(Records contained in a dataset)
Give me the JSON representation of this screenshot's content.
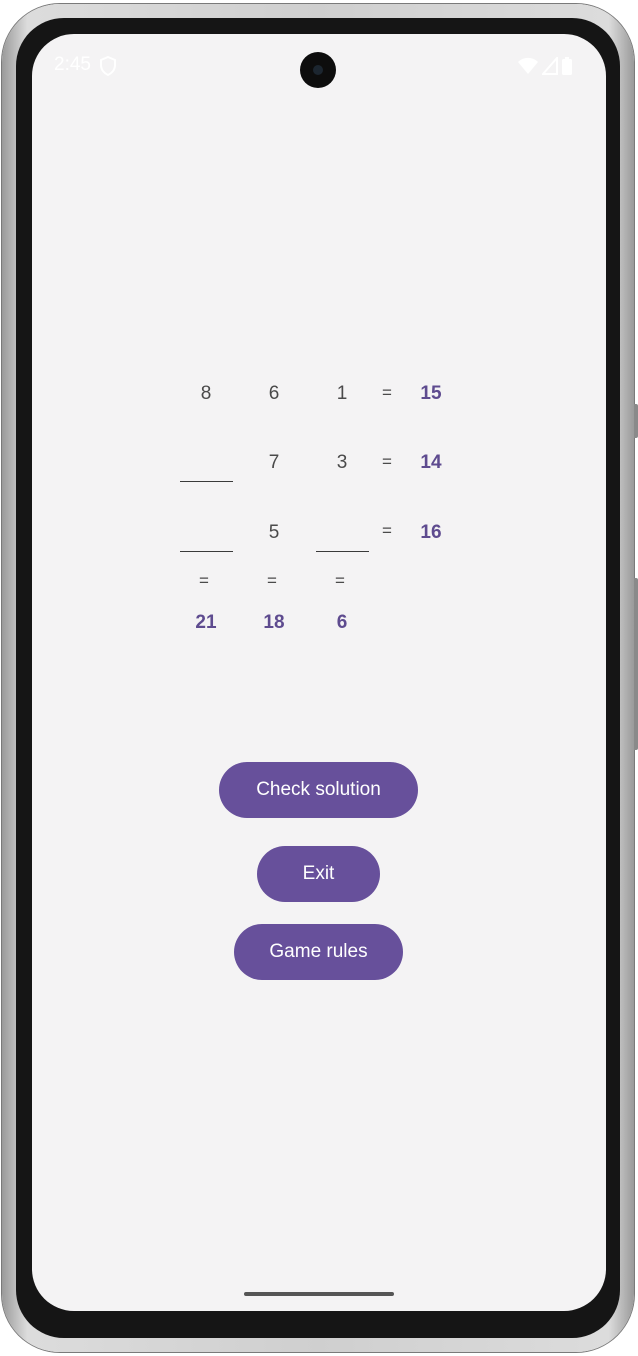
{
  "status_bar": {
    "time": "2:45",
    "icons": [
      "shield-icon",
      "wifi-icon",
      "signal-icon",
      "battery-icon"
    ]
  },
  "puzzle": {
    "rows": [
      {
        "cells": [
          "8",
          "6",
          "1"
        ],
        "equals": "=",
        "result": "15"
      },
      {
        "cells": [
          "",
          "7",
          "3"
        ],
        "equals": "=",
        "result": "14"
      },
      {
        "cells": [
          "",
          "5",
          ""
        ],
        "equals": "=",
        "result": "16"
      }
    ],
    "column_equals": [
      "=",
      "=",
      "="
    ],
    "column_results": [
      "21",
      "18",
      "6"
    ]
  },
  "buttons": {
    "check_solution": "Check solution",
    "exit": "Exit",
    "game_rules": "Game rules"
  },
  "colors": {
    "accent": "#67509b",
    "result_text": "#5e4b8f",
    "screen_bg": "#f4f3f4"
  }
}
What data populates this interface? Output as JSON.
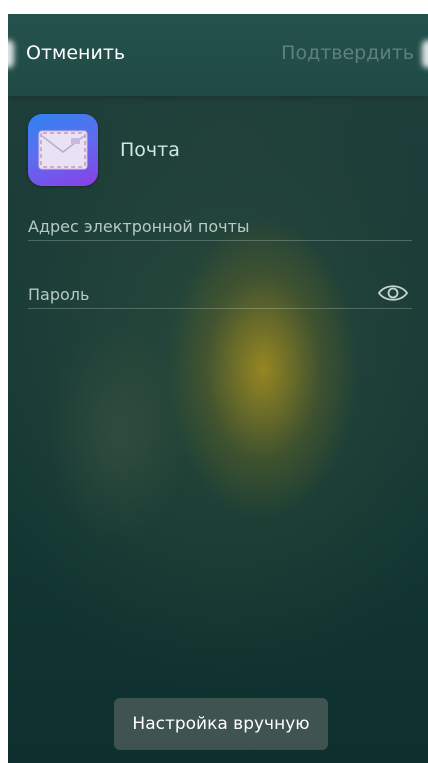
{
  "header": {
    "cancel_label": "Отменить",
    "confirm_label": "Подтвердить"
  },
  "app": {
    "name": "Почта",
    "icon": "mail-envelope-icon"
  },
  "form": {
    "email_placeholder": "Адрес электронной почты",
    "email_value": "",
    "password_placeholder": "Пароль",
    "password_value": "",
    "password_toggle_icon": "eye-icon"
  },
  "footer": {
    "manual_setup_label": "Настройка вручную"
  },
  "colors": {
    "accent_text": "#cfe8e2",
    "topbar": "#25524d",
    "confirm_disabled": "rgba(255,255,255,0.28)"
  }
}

What you have to do: Copy the material shown above in full and exactly. Skip the pictures.

Exercise response:
Give me the JSON representation of this screenshot's content.
{
  "status_bar": {
    "time": "2:45",
    "icons": [
      "shield-icon",
      "wifi-icon",
      "signal-icon",
      "battery-icon"
    ]
  },
  "puzzle": {
    "rows": [
      {
        "cells": [
          "8",
          "6",
          "1"
        ],
        "equals": "=",
        "result": "15"
      },
      {
        "cells": [
          "",
          "7",
          "3"
        ],
        "equals": "=",
        "result": "14"
      },
      {
        "cells": [
          "",
          "5",
          ""
        ],
        "equals": "=",
        "result": "16"
      }
    ],
    "column_equals": [
      "=",
      "=",
      "="
    ],
    "column_results": [
      "21",
      "18",
      "6"
    ]
  },
  "buttons": {
    "check_solution": "Check solution",
    "exit": "Exit",
    "game_rules": "Game rules"
  },
  "colors": {
    "accent": "#67509b",
    "result_text": "#5e4b8f",
    "screen_bg": "#f4f3f4"
  }
}
What data populates this interface? Output as JSON.
{
  "header": {
    "cancel_label": "Отменить",
    "confirm_label": "Подтвердить"
  },
  "app": {
    "name": "Почта",
    "icon": "mail-envelope-icon"
  },
  "form": {
    "email_placeholder": "Адрес электронной почты",
    "email_value": "",
    "password_placeholder": "Пароль",
    "password_value": "",
    "password_toggle_icon": "eye-icon"
  },
  "footer": {
    "manual_setup_label": "Настройка вручную"
  },
  "colors": {
    "accent_text": "#cfe8e2",
    "topbar": "#25524d",
    "confirm_disabled": "rgba(255,255,255,0.28)"
  }
}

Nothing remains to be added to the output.